- **GOAL OF THE EXERCISE**
Scan the entries and tally the lines that include the string "icon". Reply with the figure alone.

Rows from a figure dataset
- - - - - - -
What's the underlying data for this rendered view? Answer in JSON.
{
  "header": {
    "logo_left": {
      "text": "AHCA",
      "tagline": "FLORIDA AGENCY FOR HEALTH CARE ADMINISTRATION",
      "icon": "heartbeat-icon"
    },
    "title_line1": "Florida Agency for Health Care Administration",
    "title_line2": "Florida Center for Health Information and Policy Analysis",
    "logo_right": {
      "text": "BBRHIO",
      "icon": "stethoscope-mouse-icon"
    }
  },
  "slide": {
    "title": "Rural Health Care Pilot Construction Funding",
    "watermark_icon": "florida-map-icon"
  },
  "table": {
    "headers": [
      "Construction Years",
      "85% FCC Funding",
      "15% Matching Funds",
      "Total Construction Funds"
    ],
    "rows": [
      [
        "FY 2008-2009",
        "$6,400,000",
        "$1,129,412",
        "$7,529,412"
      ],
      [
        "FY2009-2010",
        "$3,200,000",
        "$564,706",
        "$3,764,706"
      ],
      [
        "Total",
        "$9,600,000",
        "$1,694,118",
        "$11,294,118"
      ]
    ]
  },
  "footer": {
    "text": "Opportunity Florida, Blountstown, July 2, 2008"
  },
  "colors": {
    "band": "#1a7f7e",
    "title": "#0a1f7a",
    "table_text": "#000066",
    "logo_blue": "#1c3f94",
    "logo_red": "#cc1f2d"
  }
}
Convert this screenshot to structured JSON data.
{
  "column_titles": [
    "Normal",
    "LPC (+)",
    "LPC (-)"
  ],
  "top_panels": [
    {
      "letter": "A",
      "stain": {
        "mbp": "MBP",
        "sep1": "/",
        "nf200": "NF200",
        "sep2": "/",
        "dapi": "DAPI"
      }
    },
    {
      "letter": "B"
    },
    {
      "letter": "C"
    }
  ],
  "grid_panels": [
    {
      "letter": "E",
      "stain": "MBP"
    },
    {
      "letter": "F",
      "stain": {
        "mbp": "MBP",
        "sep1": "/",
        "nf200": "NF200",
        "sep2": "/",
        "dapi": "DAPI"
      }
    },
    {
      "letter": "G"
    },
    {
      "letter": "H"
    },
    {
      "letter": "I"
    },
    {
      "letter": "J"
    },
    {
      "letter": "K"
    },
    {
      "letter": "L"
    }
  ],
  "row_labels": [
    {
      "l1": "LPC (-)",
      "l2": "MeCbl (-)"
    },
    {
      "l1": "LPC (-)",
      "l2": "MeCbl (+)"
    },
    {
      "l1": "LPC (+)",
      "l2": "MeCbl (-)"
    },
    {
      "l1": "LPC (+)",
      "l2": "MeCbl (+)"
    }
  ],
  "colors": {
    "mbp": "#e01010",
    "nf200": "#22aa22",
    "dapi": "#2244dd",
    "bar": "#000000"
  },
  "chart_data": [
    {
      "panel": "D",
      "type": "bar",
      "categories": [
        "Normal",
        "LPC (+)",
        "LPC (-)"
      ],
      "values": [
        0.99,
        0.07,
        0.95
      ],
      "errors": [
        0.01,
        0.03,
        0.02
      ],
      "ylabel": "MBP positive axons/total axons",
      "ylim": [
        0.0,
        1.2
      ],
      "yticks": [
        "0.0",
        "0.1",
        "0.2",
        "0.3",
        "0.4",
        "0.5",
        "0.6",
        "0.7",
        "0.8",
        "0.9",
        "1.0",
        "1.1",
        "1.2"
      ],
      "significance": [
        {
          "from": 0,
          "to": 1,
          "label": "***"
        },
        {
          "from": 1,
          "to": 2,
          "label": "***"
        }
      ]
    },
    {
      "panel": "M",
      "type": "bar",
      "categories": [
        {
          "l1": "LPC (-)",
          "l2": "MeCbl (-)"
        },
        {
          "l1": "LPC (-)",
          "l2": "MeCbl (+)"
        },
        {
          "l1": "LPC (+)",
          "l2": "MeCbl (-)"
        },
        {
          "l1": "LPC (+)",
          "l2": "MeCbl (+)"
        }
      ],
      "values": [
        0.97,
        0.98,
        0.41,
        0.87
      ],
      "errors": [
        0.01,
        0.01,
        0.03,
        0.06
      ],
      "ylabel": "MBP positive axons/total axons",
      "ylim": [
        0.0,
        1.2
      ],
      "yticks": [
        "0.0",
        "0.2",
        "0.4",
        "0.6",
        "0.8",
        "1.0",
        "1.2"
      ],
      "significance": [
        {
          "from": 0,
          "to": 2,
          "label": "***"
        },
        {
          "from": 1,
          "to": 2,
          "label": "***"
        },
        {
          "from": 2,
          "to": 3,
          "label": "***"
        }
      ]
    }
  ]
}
- - - - - - -
- **ANSWER TO THIS PROBLEM**
3